▼▼▼

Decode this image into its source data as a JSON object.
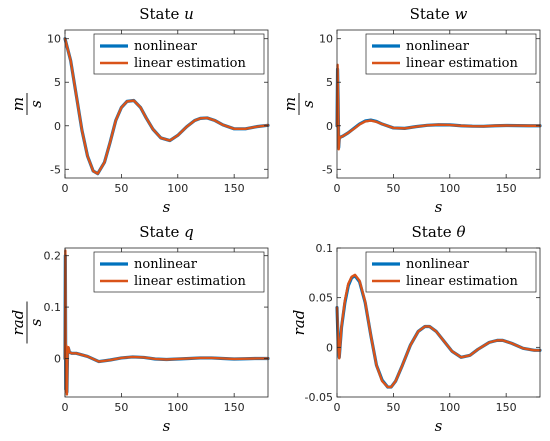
{
  "chart_data": [
    {
      "type": "line",
      "title_prefix": "State ",
      "title_symbol": "u",
      "xlabel": "s",
      "ylabel": {
        "numerator": "m",
        "denominator": "s"
      },
      "xlim": [
        0,
        180
      ],
      "ylim": [
        -6,
        11
      ],
      "xticks": [
        0,
        50,
        100,
        150
      ],
      "xtick_labels": [
        "0",
        "50",
        "100",
        "150"
      ],
      "yticks": [
        -5,
        0,
        5,
        10
      ],
      "ytick_labels": [
        "-5",
        "0",
        "5",
        "10"
      ],
      "legend": [
        "nonlinear",
        "linear estimation"
      ],
      "legend_position": "top-right",
      "series": [
        {
          "name": "nonlinear",
          "color": "#0072BD",
          "x": [
            0,
            5,
            10,
            15,
            20,
            25,
            29,
            35,
            40,
            45,
            50,
            55,
            61,
            67,
            72,
            78,
            85,
            93,
            100,
            108,
            115,
            120,
            126,
            133,
            140,
            150,
            160,
            170,
            180
          ],
          "y": [
            10,
            7.5,
            3.5,
            -0.5,
            -3.5,
            -5.2,
            -5.5,
            -4.2,
            -1.9,
            0.6,
            2.1,
            2.8,
            2.9,
            2.1,
            0.9,
            -0.4,
            -1.4,
            -1.7,
            -1.1,
            -0.1,
            0.6,
            0.85,
            0.9,
            0.6,
            0.1,
            -0.35,
            -0.35,
            -0.1,
            0.05
          ]
        },
        {
          "name": "linear estimation",
          "color": "#D95319",
          "x": [
            0,
            5,
            10,
            15,
            20,
            25,
            29,
            35,
            40,
            45,
            50,
            55,
            61,
            67,
            72,
            78,
            85,
            93,
            100,
            108,
            115,
            120,
            126,
            133,
            140,
            150,
            160,
            170,
            180
          ],
          "y": [
            10,
            7.5,
            3.5,
            -0.5,
            -3.5,
            -5.2,
            -5.5,
            -4.2,
            -1.9,
            0.6,
            2.1,
            2.8,
            2.9,
            2.1,
            0.9,
            -0.4,
            -1.4,
            -1.7,
            -1.1,
            -0.1,
            0.6,
            0.85,
            0.9,
            0.6,
            0.1,
            -0.35,
            -0.35,
            -0.1,
            0.05
          ]
        }
      ]
    },
    {
      "type": "line",
      "title_prefix": "State ",
      "title_symbol": "w",
      "xlabel": "s",
      "ylabel": {
        "numerator": "m",
        "denominator": "s"
      },
      "xlim": [
        0,
        180
      ],
      "ylim": [
        -6,
        11
      ],
      "xticks": [
        0,
        50,
        100,
        150
      ],
      "xtick_labels": [
        "0",
        "50",
        "100",
        "150"
      ],
      "yticks": [
        -5,
        0,
        5,
        10
      ],
      "ytick_labels": [
        "-5",
        "0",
        "5",
        "10"
      ],
      "legend": [
        "nonlinear",
        "linear estimation"
      ],
      "legend_position": "top-right",
      "series": [
        {
          "name": "nonlinear",
          "color": "#0072BD",
          "x": [
            0,
            0.5,
            1,
            1.5,
            2,
            3,
            5,
            10,
            15,
            20,
            25,
            30,
            35,
            40,
            50,
            60,
            70,
            80,
            90,
            100,
            110,
            120,
            130,
            140,
            150,
            160,
            170,
            180
          ],
          "y": [
            0,
            6.5,
            3,
            -2.5,
            -1.5,
            -1.3,
            -1.2,
            -0.8,
            -0.3,
            0.2,
            0.55,
            0.65,
            0.5,
            0.2,
            -0.25,
            -0.3,
            -0.1,
            0.05,
            0.12,
            0.1,
            0,
            -0.05,
            -0.06,
            0,
            0.03,
            0.02,
            0,
            0
          ]
        },
        {
          "name": "linear estimation",
          "color": "#D95319",
          "x": [
            0,
            0.5,
            1,
            1.5,
            2,
            3,
            5,
            10,
            15,
            20,
            25,
            30,
            35,
            40,
            50,
            60,
            70,
            80,
            90,
            100,
            110,
            120,
            130,
            140,
            150,
            160,
            170,
            180
          ],
          "y": [
            0,
            7,
            3,
            -2.7,
            -1.6,
            -1.3,
            -1.2,
            -0.8,
            -0.35,
            0.15,
            0.5,
            0.6,
            0.45,
            0.2,
            -0.25,
            -0.3,
            -0.1,
            0.05,
            0.12,
            0.1,
            0,
            -0.05,
            -0.06,
            0,
            0.03,
            0.02,
            0,
            0
          ]
        }
      ]
    },
    {
      "type": "line",
      "title_prefix": "State ",
      "title_symbol": "q",
      "xlabel": "s",
      "ylabel": {
        "numerator": "rad",
        "denominator": "s"
      },
      "xlim": [
        0,
        180
      ],
      "ylim": [
        -0.075,
        0.215
      ],
      "xticks": [
        0,
        50,
        100,
        150
      ],
      "xtick_labels": [
        "0",
        "50",
        "100",
        "150"
      ],
      "yticks": [
        0,
        0.1,
        0.2
      ],
      "ytick_labels": [
        "0",
        "0.1",
        "0.2"
      ],
      "legend": [
        "nonlinear",
        "linear estimation"
      ],
      "legend_position": "top-right",
      "series": [
        {
          "name": "nonlinear",
          "color": "#0072BD",
          "x": [
            0,
            0.3,
            0.7,
            1.2,
            1.7,
            2.3,
            3,
            4,
            6,
            10,
            20,
            30,
            40,
            50,
            60,
            70,
            80,
            90,
            100,
            110,
            120,
            130,
            140,
            150,
            160,
            170,
            180
          ],
          "y": [
            0,
            0.2,
            -0.06,
            0.02,
            -0.065,
            0.015,
            0.02,
            0.012,
            0.01,
            0.01,
            0.004,
            -0.006,
            -0.003,
            0.001,
            0.003,
            0.002,
            -0.001,
            -0.002,
            -0.001,
            0,
            0.001,
            0.001,
            0,
            -0.001,
            -0.0005,
            0,
            0
          ]
        },
        {
          "name": "linear estimation",
          "color": "#D95319",
          "x": [
            0,
            0.3,
            0.7,
            1.2,
            1.7,
            2.3,
            3,
            4,
            6,
            10,
            20,
            30,
            40,
            50,
            60,
            70,
            80,
            90,
            100,
            110,
            120,
            130,
            140,
            150,
            160,
            170,
            180
          ],
          "y": [
            0,
            0.21,
            -0.065,
            0.025,
            -0.07,
            0.015,
            0.022,
            0.012,
            0.01,
            0.01,
            0.004,
            -0.006,
            -0.003,
            0.001,
            0.003,
            0.002,
            -0.001,
            -0.002,
            -0.001,
            0,
            0.001,
            0.001,
            0,
            -0.001,
            -0.0005,
            0,
            0
          ]
        }
      ]
    },
    {
      "type": "line",
      "title_prefix": "State ",
      "title_symbol": "θ",
      "xlabel": "s",
      "ylabel": {
        "numerator": "rad",
        "denominator": ""
      },
      "xlim": [
        0,
        180
      ],
      "ylim": [
        -0.05,
        0.1
      ],
      "xticks": [
        0,
        50,
        100,
        150
      ],
      "xtick_labels": [
        "0",
        "50",
        "100",
        "150"
      ],
      "yticks": [
        -0.05,
        0,
        0.05,
        0.1
      ],
      "ytick_labels": [
        "-0.05",
        "0",
        "0.05",
        "0.1"
      ],
      "legend": [
        "nonlinear",
        "linear estimation"
      ],
      "legend_position": "top-right",
      "series": [
        {
          "name": "nonlinear",
          "color": "#0072BD",
          "x": [
            0,
            1,
            2,
            4,
            7,
            10,
            13,
            16,
            20,
            25,
            30,
            35,
            40,
            45,
            48,
            52,
            58,
            65,
            72,
            78,
            82,
            88,
            95,
            102,
            110,
            118,
            125,
            135,
            142,
            147,
            155,
            165,
            175,
            180
          ],
          "y": [
            0.04,
            0.005,
            -0.01,
            0.02,
            0.045,
            0.062,
            0.07,
            0.072,
            0.066,
            0.045,
            0.012,
            -0.018,
            -0.033,
            -0.04,
            -0.04,
            -0.034,
            -0.018,
            0.002,
            0.016,
            0.021,
            0.021,
            0.016,
            0.006,
            -0.004,
            -0.01,
            -0.008,
            -0.002,
            0.005,
            0.007,
            0.007,
            0.004,
            -0.001,
            -0.003,
            -0.003
          ]
        },
        {
          "name": "linear estimation",
          "color": "#D95319",
          "x": [
            0,
            1,
            2,
            4,
            7,
            10,
            13,
            16,
            20,
            25,
            30,
            35,
            40,
            45,
            48,
            52,
            58,
            65,
            72,
            78,
            82,
            88,
            95,
            102,
            110,
            118,
            125,
            135,
            142,
            147,
            155,
            165,
            175,
            180
          ],
          "y": [
            0.04,
            0.005,
            -0.011,
            0.021,
            0.047,
            0.064,
            0.071,
            0.073,
            0.067,
            0.046,
            0.012,
            -0.018,
            -0.034,
            -0.04,
            -0.04,
            -0.034,
            -0.018,
            0.002,
            0.016,
            0.021,
            0.021,
            0.016,
            0.006,
            -0.004,
            -0.01,
            -0.008,
            -0.002,
            0.005,
            0.007,
            0.007,
            0.004,
            -0.001,
            -0.003,
            -0.003
          ]
        }
      ]
    }
  ]
}
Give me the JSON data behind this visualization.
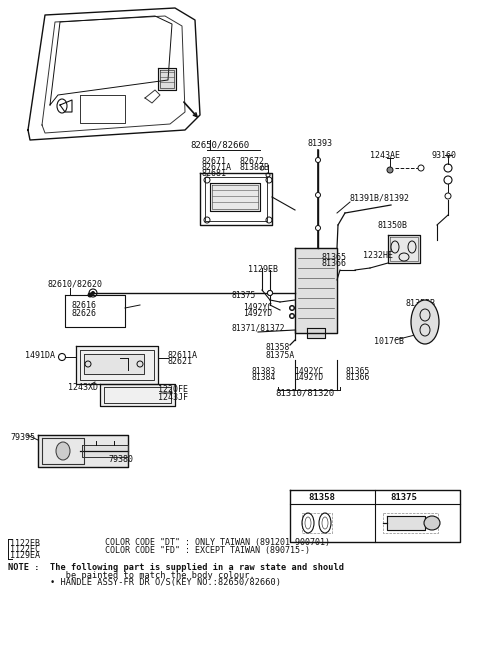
{
  "bg_color": "#ffffff",
  "fig_width": 4.8,
  "fig_height": 6.55,
  "dpi": 100,
  "note_lines": [
    "NOTE :  The following part is supplied in a raw state and should",
    "           be painted to match the body colour.",
    "        • HANDLE ASSY-FR DR O/S(KEY NO.:82650/82660)"
  ],
  "color_code_lines": [
    "COLOR CODE \"DT\" : ONLY TAIWAN (891201-900701)",
    "COLOR CODE \"FD\" : EXCEPT TAIWAN (890715-)"
  ]
}
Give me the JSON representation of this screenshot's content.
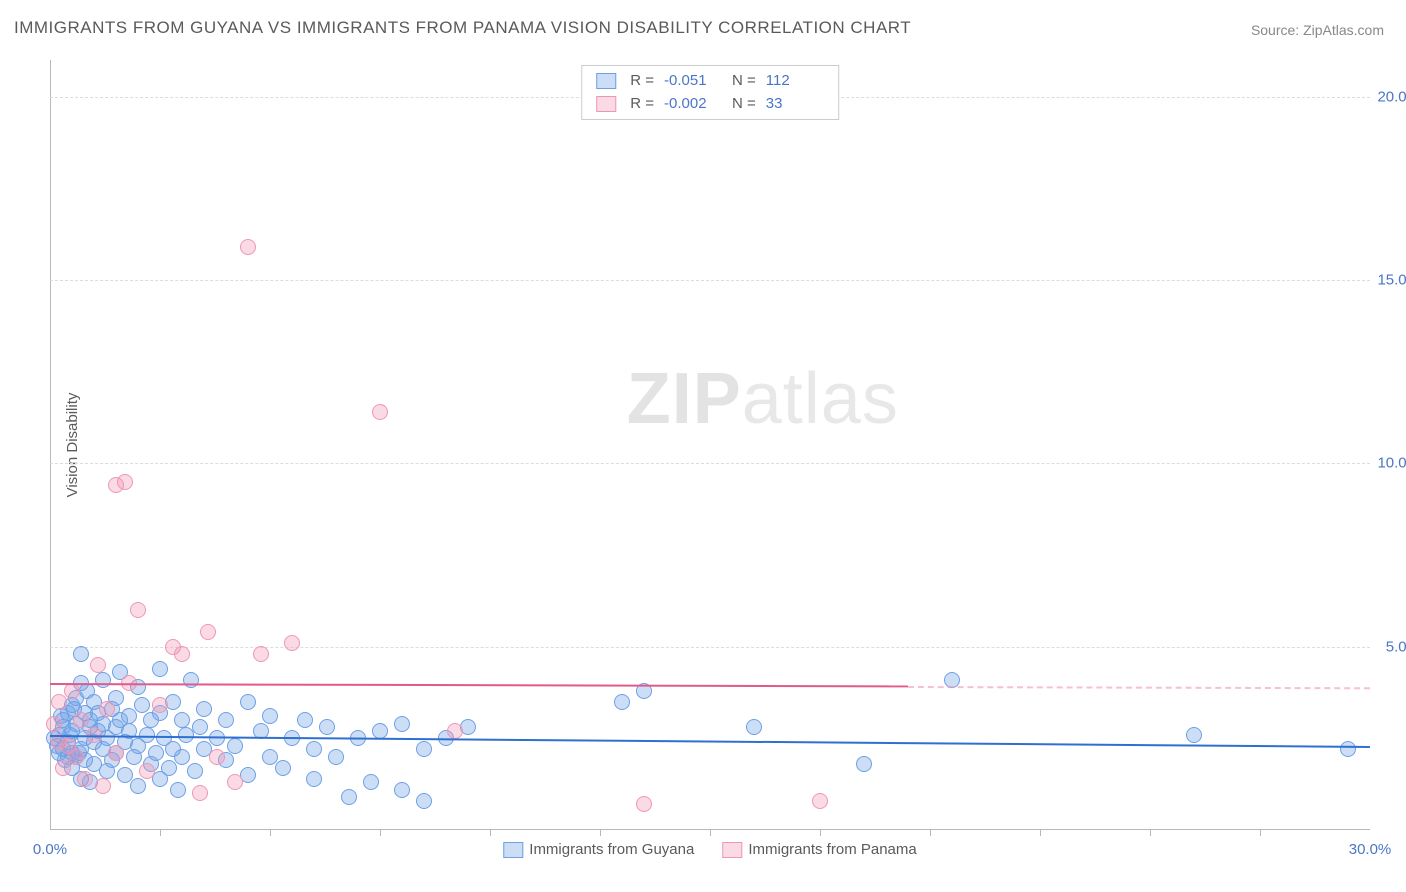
{
  "title": "IMMIGRANTS FROM GUYANA VS IMMIGRANTS FROM PANAMA VISION DISABILITY CORRELATION CHART",
  "source": "Source: ZipAtlas.com",
  "watermark_zip": "ZIP",
  "watermark_atlas": "atlas",
  "ylabel": "Vision Disability",
  "chart": {
    "type": "scatter",
    "background_color": "#ffffff",
    "grid_color": "#dcdcdc",
    "axis_color": "#b8b8b8",
    "xlim": [
      0,
      30
    ],
    "ylim": [
      0,
      21
    ],
    "xticks": [
      {
        "v": 0,
        "label": "0.0%"
      },
      {
        "v": 30,
        "label": "30.0%"
      }
    ],
    "xtick_marks": [
      2.5,
      5,
      7.5,
      10,
      12.5,
      15,
      17.5,
      20,
      22.5,
      25,
      27.5
    ],
    "yticks": [
      {
        "v": 5,
        "label": "5.0%"
      },
      {
        "v": 10,
        "label": "10.0%"
      },
      {
        "v": 15,
        "label": "15.0%"
      },
      {
        "v": 20,
        "label": "20.0%"
      }
    ],
    "series": [
      {
        "name": "Immigrants from Guyana",
        "fill": "rgba(110,160,230,0.35)",
        "stroke": "#6ea0e6",
        "line_color": "#2f6fd0",
        "dash_color": "rgba(110,160,230,0.5)",
        "reg": {
          "x1": 0,
          "y1": 2.6,
          "x2": 30,
          "y2": 2.3,
          "solid_end_x": 30
        },
        "points": [
          [
            0.1,
            2.5
          ],
          [
            0.2,
            2.6
          ],
          [
            0.2,
            2.1
          ],
          [
            0.3,
            3.0
          ],
          [
            0.3,
            2.2
          ],
          [
            0.3,
            2.8
          ],
          [
            0.4,
            2.0
          ],
          [
            0.4,
            3.2
          ],
          [
            0.4,
            2.4
          ],
          [
            0.5,
            2.1
          ],
          [
            0.5,
            2.7
          ],
          [
            0.5,
            3.4
          ],
          [
            0.5,
            1.7
          ],
          [
            0.6,
            2.9
          ],
          [
            0.6,
            2.0
          ],
          [
            0.6,
            3.6
          ],
          [
            0.7,
            2.2
          ],
          [
            0.7,
            4.0
          ],
          [
            0.7,
            4.8
          ],
          [
            0.7,
            1.4
          ],
          [
            0.8,
            2.5
          ],
          [
            0.8,
            3.2
          ],
          [
            0.8,
            1.9
          ],
          [
            0.9,
            2.8
          ],
          [
            0.9,
            3.0
          ],
          [
            0.9,
            1.3
          ],
          [
            1.0,
            2.4
          ],
          [
            1.0,
            3.5
          ],
          [
            1.0,
            1.8
          ],
          [
            1.1,
            2.7
          ],
          [
            1.1,
            3.2
          ],
          [
            1.2,
            2.2
          ],
          [
            1.2,
            2.9
          ],
          [
            1.2,
            4.1
          ],
          [
            1.3,
            1.6
          ],
          [
            1.3,
            2.5
          ],
          [
            1.4,
            3.3
          ],
          [
            1.4,
            1.9
          ],
          [
            1.5,
            2.8
          ],
          [
            1.5,
            3.6
          ],
          [
            1.5,
            2.1
          ],
          [
            1.6,
            3.0
          ],
          [
            1.6,
            4.3
          ],
          [
            1.7,
            2.4
          ],
          [
            1.7,
            1.5
          ],
          [
            1.8,
            3.1
          ],
          [
            1.8,
            2.7
          ],
          [
            1.9,
            2.0
          ],
          [
            2.0,
            3.9
          ],
          [
            2.0,
            2.3
          ],
          [
            2.0,
            1.2
          ],
          [
            2.1,
            3.4
          ],
          [
            2.2,
            2.6
          ],
          [
            2.3,
            1.8
          ],
          [
            2.3,
            3.0
          ],
          [
            2.4,
            2.1
          ],
          [
            2.5,
            3.2
          ],
          [
            2.5,
            4.4
          ],
          [
            2.5,
            1.4
          ],
          [
            2.6,
            2.5
          ],
          [
            2.7,
            1.7
          ],
          [
            2.8,
            3.5
          ],
          [
            2.8,
            2.2
          ],
          [
            2.9,
            1.1
          ],
          [
            3.0,
            3.0
          ],
          [
            3.0,
            2.0
          ],
          [
            3.1,
            2.6
          ],
          [
            3.2,
            4.1
          ],
          [
            3.3,
            1.6
          ],
          [
            3.4,
            2.8
          ],
          [
            3.5,
            2.2
          ],
          [
            3.5,
            3.3
          ],
          [
            3.8,
            2.5
          ],
          [
            4.0,
            1.9
          ],
          [
            4.0,
            3.0
          ],
          [
            4.2,
            2.3
          ],
          [
            4.5,
            3.5
          ],
          [
            4.5,
            1.5
          ],
          [
            4.8,
            2.7
          ],
          [
            5.0,
            2.0
          ],
          [
            5.0,
            3.1
          ],
          [
            5.3,
            1.7
          ],
          [
            5.5,
            2.5
          ],
          [
            5.8,
            3.0
          ],
          [
            6.0,
            2.2
          ],
          [
            6.0,
            1.4
          ],
          [
            6.3,
            2.8
          ],
          [
            6.5,
            2.0
          ],
          [
            6.8,
            0.9
          ],
          [
            7.0,
            2.5
          ],
          [
            7.3,
            1.3
          ],
          [
            7.5,
            2.7
          ],
          [
            8.0,
            1.1
          ],
          [
            8.0,
            2.9
          ],
          [
            8.5,
            2.2
          ],
          [
            8.5,
            0.8
          ],
          [
            9.0,
            2.5
          ],
          [
            9.5,
            2.8
          ],
          [
            13.0,
            3.5
          ],
          [
            13.5,
            3.8
          ],
          [
            16.0,
            2.8
          ],
          [
            18.5,
            1.8
          ],
          [
            20.5,
            4.1
          ],
          [
            26.0,
            2.6
          ],
          [
            29.5,
            2.2
          ],
          [
            0.15,
            2.3
          ],
          [
            0.25,
            3.1
          ],
          [
            0.35,
            1.9
          ],
          [
            0.45,
            2.6
          ],
          [
            0.55,
            3.3
          ],
          [
            0.65,
            2.1
          ],
          [
            0.85,
            3.8
          ]
        ]
      },
      {
        "name": "Immigrants from Panama",
        "fill": "rgba(240,150,180,0.35)",
        "stroke": "#f096b4",
        "line_color": "#e05a8c",
        "dash_color": "rgba(240,150,180,0.6)",
        "reg": {
          "x1": 0,
          "y1": 4.0,
          "x2": 30,
          "y2": 3.9,
          "solid_end_x": 19.5
        },
        "points": [
          [
            0.1,
            2.9
          ],
          [
            0.2,
            2.4
          ],
          [
            0.2,
            3.5
          ],
          [
            0.3,
            1.7
          ],
          [
            0.4,
            2.3
          ],
          [
            0.5,
            3.8
          ],
          [
            0.6,
            2.0
          ],
          [
            0.7,
            3.0
          ],
          [
            0.8,
            1.4
          ],
          [
            1.0,
            2.6
          ],
          [
            1.1,
            4.5
          ],
          [
            1.2,
            1.2
          ],
          [
            1.3,
            3.3
          ],
          [
            1.5,
            2.1
          ],
          [
            1.5,
            9.4
          ],
          [
            1.7,
            9.5
          ],
          [
            1.8,
            4.0
          ],
          [
            2.0,
            6.0
          ],
          [
            2.2,
            1.6
          ],
          [
            2.5,
            3.4
          ],
          [
            2.8,
            5.0
          ],
          [
            3.0,
            4.8
          ],
          [
            3.4,
            1.0
          ],
          [
            3.6,
            5.4
          ],
          [
            3.8,
            2.0
          ],
          [
            4.2,
            1.3
          ],
          [
            4.5,
            15.9
          ],
          [
            4.8,
            4.8
          ],
          [
            5.5,
            5.1
          ],
          [
            7.5,
            11.4
          ],
          [
            9.2,
            2.7
          ],
          [
            13.5,
            0.7
          ],
          [
            17.5,
            0.8
          ]
        ]
      }
    ]
  },
  "stats_legend": {
    "rows": [
      {
        "swatch_fill": "rgba(110,160,230,0.35)",
        "swatch_stroke": "#6ea0e6",
        "r_label": "R =",
        "r": "-0.051",
        "n_label": "N =",
        "n": "112"
      },
      {
        "swatch_fill": "rgba(240,150,180,0.35)",
        "swatch_stroke": "#f096b4",
        "r_label": "R =",
        "r": "-0.002",
        "n_label": "N =",
        "n": "33"
      }
    ]
  },
  "bottom_legend": [
    {
      "swatch_fill": "rgba(110,160,230,0.35)",
      "swatch_stroke": "#6ea0e6",
      "label": "Immigrants from Guyana"
    },
    {
      "swatch_fill": "rgba(240,150,180,0.35)",
      "swatch_stroke": "#f096b4",
      "label": "Immigrants from Panama"
    }
  ]
}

▲▲▲

→ PROBLEM TO WORK ON
Pull every line containing the word "rgba" out of the material and copy it.

→ RESULT OF THE EXERCISE
        "fill": "rgba(110,160,230,0.35)",
        "dash_color": "rgba(110,160,230,0.5)",
        "fill": "rgba(240,150,180,0.35)",
        "dash_color": "rgba(240,150,180,0.6)",
        "swatch_fill": "rgba(110,160,230,0.35)",
        "swatch_fill": "rgba(240,150,180,0.35)",
      "swatch_fill": "rgba(110,160,230,0.35)",
      "swatch_fill": "rgba(240,150,180,0.35)",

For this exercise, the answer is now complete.